▶ [PROBLEM STATEMENT]: Leave the pictures out and transcribe every record exactly.

---- DATASET RECORDS

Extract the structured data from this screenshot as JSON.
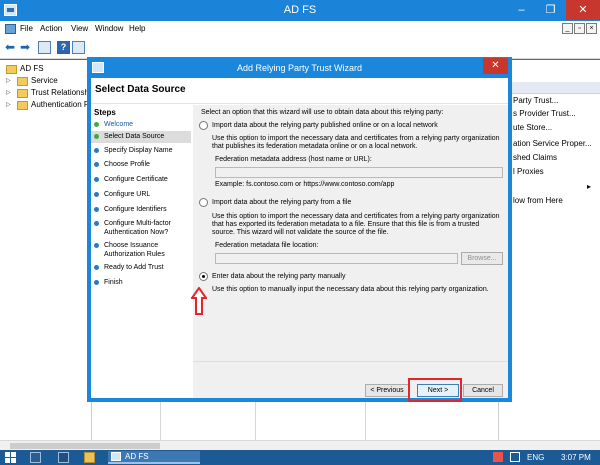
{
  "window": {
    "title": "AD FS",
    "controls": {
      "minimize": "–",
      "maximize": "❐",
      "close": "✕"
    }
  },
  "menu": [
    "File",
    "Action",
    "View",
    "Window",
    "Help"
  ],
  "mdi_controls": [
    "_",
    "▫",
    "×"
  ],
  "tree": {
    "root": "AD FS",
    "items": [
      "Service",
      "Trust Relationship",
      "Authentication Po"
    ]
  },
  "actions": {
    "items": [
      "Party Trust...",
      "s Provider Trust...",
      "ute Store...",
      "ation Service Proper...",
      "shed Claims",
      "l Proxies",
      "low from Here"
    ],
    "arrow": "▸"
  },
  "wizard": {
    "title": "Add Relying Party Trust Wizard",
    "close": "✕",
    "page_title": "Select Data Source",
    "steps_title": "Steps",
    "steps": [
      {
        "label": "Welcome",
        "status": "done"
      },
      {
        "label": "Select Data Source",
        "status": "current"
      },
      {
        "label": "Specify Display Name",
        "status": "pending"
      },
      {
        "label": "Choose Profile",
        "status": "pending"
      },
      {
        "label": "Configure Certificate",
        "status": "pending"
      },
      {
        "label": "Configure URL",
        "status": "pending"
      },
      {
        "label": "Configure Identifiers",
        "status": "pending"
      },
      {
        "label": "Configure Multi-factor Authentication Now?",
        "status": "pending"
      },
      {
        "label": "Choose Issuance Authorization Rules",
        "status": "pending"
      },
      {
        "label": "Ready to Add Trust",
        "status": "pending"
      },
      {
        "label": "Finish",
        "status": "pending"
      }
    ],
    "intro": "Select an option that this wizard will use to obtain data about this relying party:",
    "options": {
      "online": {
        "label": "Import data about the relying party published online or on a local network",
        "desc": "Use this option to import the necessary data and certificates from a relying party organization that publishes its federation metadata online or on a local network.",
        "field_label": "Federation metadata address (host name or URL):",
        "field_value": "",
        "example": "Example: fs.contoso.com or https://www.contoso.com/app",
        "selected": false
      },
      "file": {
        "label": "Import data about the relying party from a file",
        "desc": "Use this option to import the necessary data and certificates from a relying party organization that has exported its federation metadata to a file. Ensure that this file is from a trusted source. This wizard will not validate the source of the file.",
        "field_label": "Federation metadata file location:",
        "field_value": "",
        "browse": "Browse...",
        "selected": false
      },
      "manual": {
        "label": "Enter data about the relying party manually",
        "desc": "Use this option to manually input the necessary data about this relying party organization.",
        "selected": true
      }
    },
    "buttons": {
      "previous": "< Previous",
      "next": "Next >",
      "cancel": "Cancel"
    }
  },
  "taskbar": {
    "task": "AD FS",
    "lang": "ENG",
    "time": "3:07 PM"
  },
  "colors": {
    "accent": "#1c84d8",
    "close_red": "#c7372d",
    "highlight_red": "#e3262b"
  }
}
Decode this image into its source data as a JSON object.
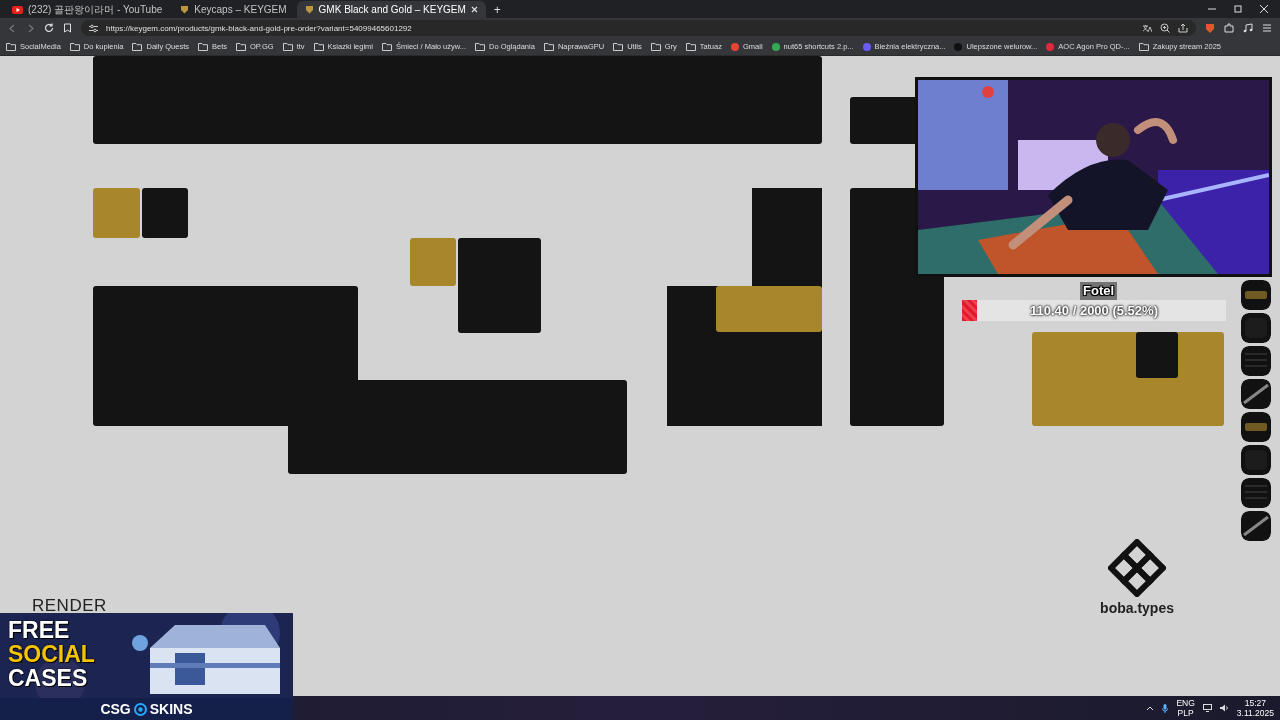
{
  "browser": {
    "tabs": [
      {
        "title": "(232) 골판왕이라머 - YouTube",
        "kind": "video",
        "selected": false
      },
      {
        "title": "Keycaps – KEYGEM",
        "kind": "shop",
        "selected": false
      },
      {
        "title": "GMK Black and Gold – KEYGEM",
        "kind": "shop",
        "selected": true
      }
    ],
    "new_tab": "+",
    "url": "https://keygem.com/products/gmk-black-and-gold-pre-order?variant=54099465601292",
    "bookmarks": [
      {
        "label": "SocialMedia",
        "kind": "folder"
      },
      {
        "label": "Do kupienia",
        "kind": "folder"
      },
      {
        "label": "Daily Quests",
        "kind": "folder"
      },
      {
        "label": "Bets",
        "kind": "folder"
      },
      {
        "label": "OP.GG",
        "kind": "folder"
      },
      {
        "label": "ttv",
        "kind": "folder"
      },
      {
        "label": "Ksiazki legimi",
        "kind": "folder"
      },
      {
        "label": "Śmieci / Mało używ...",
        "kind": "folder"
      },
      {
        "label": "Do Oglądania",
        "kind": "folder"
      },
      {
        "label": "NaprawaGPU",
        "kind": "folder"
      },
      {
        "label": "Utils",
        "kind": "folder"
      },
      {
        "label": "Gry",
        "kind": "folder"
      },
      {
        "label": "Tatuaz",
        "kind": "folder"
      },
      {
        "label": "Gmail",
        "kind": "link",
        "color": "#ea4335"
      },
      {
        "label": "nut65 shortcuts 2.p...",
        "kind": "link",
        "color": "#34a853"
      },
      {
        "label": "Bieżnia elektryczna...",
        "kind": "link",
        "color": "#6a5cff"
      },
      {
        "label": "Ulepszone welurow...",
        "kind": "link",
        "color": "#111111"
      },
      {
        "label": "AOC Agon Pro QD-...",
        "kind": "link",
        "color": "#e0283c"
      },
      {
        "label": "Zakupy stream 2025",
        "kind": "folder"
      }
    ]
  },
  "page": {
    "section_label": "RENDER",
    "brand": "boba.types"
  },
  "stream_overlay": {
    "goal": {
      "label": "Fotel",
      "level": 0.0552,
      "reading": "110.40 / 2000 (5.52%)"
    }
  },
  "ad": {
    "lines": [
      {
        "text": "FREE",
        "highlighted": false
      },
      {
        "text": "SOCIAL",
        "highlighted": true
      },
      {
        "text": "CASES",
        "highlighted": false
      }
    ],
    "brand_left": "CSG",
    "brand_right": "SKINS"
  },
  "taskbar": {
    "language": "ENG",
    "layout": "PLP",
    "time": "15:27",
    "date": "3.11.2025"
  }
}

--------

▶ [SOLVED PROBLEM]:
Extract the structured data from this screenshot as JSON.
{
  "window": {
    "title": "AD FS",
    "controls": {
      "minimize": "–",
      "maximize": "❐",
      "close": "✕"
    }
  },
  "menu": [
    "File",
    "Action",
    "View",
    "Window",
    "Help"
  ],
  "mdi_controls": [
    "_",
    "▫",
    "×"
  ],
  "tree": {
    "root": "AD FS",
    "items": [
      "Service",
      "Trust Relationship",
      "Authentication Po"
    ]
  },
  "actions": {
    "items": [
      "Party Trust...",
      "s Provider Trust...",
      "ute Store...",
      "ation Service Proper...",
      "shed Claims",
      "l Proxies",
      "low from Here"
    ],
    "arrow": "▸"
  },
  "wizard": {
    "title": "Add Relying Party Trust Wizard",
    "close": "✕",
    "page_title": "Select Data Source",
    "steps_title": "Steps",
    "steps": [
      {
        "label": "Welcome",
        "status": "done"
      },
      {
        "label": "Select Data Source",
        "status": "current"
      },
      {
        "label": "Specify Display Name",
        "status": "pending"
      },
      {
        "label": "Choose Profile",
        "status": "pending"
      },
      {
        "label": "Configure Certificate",
        "status": "pending"
      },
      {
        "label": "Configure URL",
        "status": "pending"
      },
      {
        "label": "Configure Identifiers",
        "status": "pending"
      },
      {
        "label": "Configure Multi-factor Authentication Now?",
        "status": "pending"
      },
      {
        "label": "Choose Issuance Authorization Rules",
        "status": "pending"
      },
      {
        "label": "Ready to Add Trust",
        "status": "pending"
      },
      {
        "label": "Finish",
        "status": "pending"
      }
    ],
    "intro": "Select an option that this wizard will use to obtain data about this relying party:",
    "options": {
      "online": {
        "label": "Import data about the relying party published online or on a local network",
        "desc": "Use this option to import the necessary data and certificates from a relying party organization that publishes its federation metadata online or on a local network.",
        "field_label": "Federation metadata address (host name or URL):",
        "field_value": "",
        "example": "Example: fs.contoso.com or https://www.contoso.com/app",
        "selected": false
      },
      "file": {
        "label": "Import data about the relying party from a file",
        "desc": "Use this option to import the necessary data and certificates from a relying party organization that has exported its federation metadata to a file. Ensure that this file is from a trusted source. This wizard will not validate the source of the file.",
        "field_label": "Federation metadata file location:",
        "field_value": "",
        "browse": "Browse...",
        "selected": false
      },
      "manual": {
        "label": "Enter data about the relying party manually",
        "desc": "Use this option to manually input the necessary data about this relying party organization.",
        "selected": true
      }
    },
    "buttons": {
      "previous": "< Previous",
      "next": "Next >",
      "cancel": "Cancel"
    }
  },
  "taskbar": {
    "task": "AD FS",
    "lang": "ENG",
    "time": "3:07 PM"
  },
  "colors": {
    "accent": "#1c84d8",
    "close_red": "#c7372d",
    "highlight_red": "#e3262b"
  }
}
Decode this image into its source data as a JSON object.
{
  "browser": {
    "tabs": [
      {
        "title": "(232) 골판왕이라머 - YouTube",
        "kind": "video",
        "selected": false
      },
      {
        "title": "Keycaps – KEYGEM",
        "kind": "shop",
        "selected": false
      },
      {
        "title": "GMK Black and Gold – KEYGEM",
        "kind": "shop",
        "selected": true
      }
    ],
    "new_tab": "+",
    "url": "https://keygem.com/products/gmk-black-and-gold-pre-order?variant=54099465601292",
    "bookmarks": [
      {
        "label": "SocialMedia",
        "kind": "folder"
      },
      {
        "label": "Do kupienia",
        "kind": "folder"
      },
      {
        "label": "Daily Quests",
        "kind": "folder"
      },
      {
        "label": "Bets",
        "kind": "folder"
      },
      {
        "label": "OP.GG",
        "kind": "folder"
      },
      {
        "label": "ttv",
        "kind": "folder"
      },
      {
        "label": "Ksiazki legimi",
        "kind": "folder"
      },
      {
        "label": "Śmieci / Mało używ...",
        "kind": "folder"
      },
      {
        "label": "Do Oglądania",
        "kind": "folder"
      },
      {
        "label": "NaprawaGPU",
        "kind": "folder"
      },
      {
        "label": "Utils",
        "kind": "folder"
      },
      {
        "label": "Gry",
        "kind": "folder"
      },
      {
        "label": "Tatuaz",
        "kind": "folder"
      },
      {
        "label": "Gmail",
        "kind": "link",
        "color": "#ea4335"
      },
      {
        "label": "nut65 shortcuts 2.p...",
        "kind": "link",
        "color": "#34a853"
      },
      {
        "label": "Bieżnia elektryczna...",
        "kind": "link",
        "color": "#6a5cff"
      },
      {
        "label": "Ulepszone welurow...",
        "kind": "link",
        "color": "#111111"
      },
      {
        "label": "AOC Agon Pro QD-...",
        "kind": "link",
        "color": "#e0283c"
      },
      {
        "label": "Zakupy stream 2025",
        "kind": "folder"
      }
    ]
  },
  "page": {
    "section_label": "RENDER",
    "brand": "boba.types"
  },
  "stream_overlay": {
    "goal": {
      "label": "Fotel",
      "level": 0.0552,
      "reading": "110.40 / 2000 (5.52%)"
    }
  },
  "ad": {
    "lines": [
      {
        "text": "FREE",
        "highlighted": false
      },
      {
        "text": "SOCIAL",
        "highlighted": true
      },
      {
        "text": "CASES",
        "highlighted": false
      }
    ],
    "brand_left": "CSG",
    "brand_right": "SKINS"
  },
  "taskbar": {
    "language": "ENG",
    "layout": "PLP",
    "time": "15:27",
    "date": "3.11.2025"
  }
}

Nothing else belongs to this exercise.